California oil plants get cracking for big switch to heavy crude

From the highway, the Shell Oil refinery here looks like any other tangle of pipes that process crude oil into gasoline. What makes this refinery different is that the oil running through it before being refined is thick enough to pave streets.

This oil, known as ''heavy crude,'' is making a significant change in the California oil business. The companies are spending billions to modify their refineries, and engineers are designing new drilling and recovery techniques to get the heavy stuff out of the ground.

> [DATA LINES]:
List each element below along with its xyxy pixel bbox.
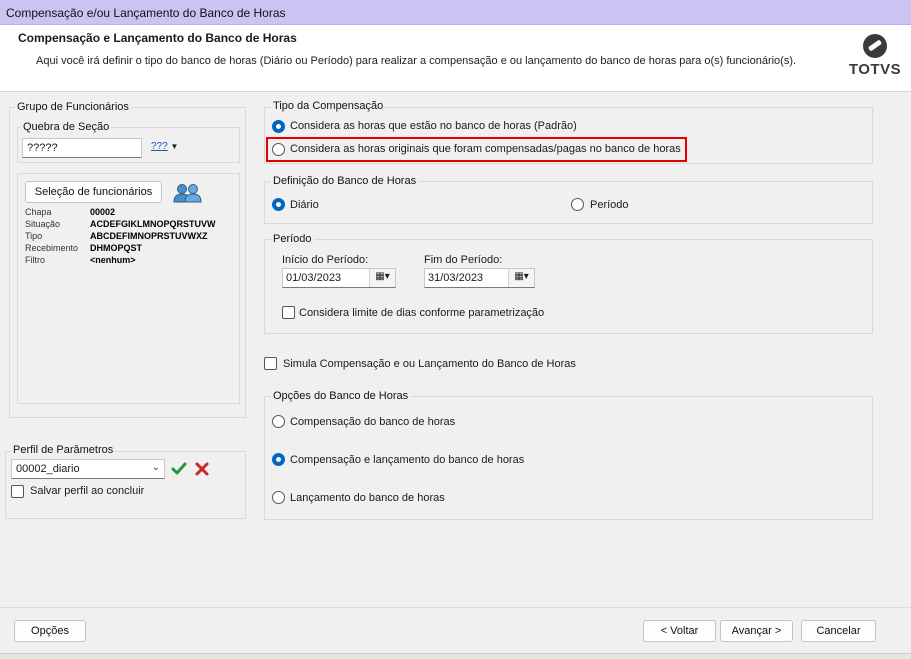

> [EXERCISE BRIEF]:
According to the heavy crude article, what are the companies spending billions on? The material is separate from the heavy crude article and unrelated to it.

> [SOLUTION TO THIS EXERCISE]:
Modifying their refineries.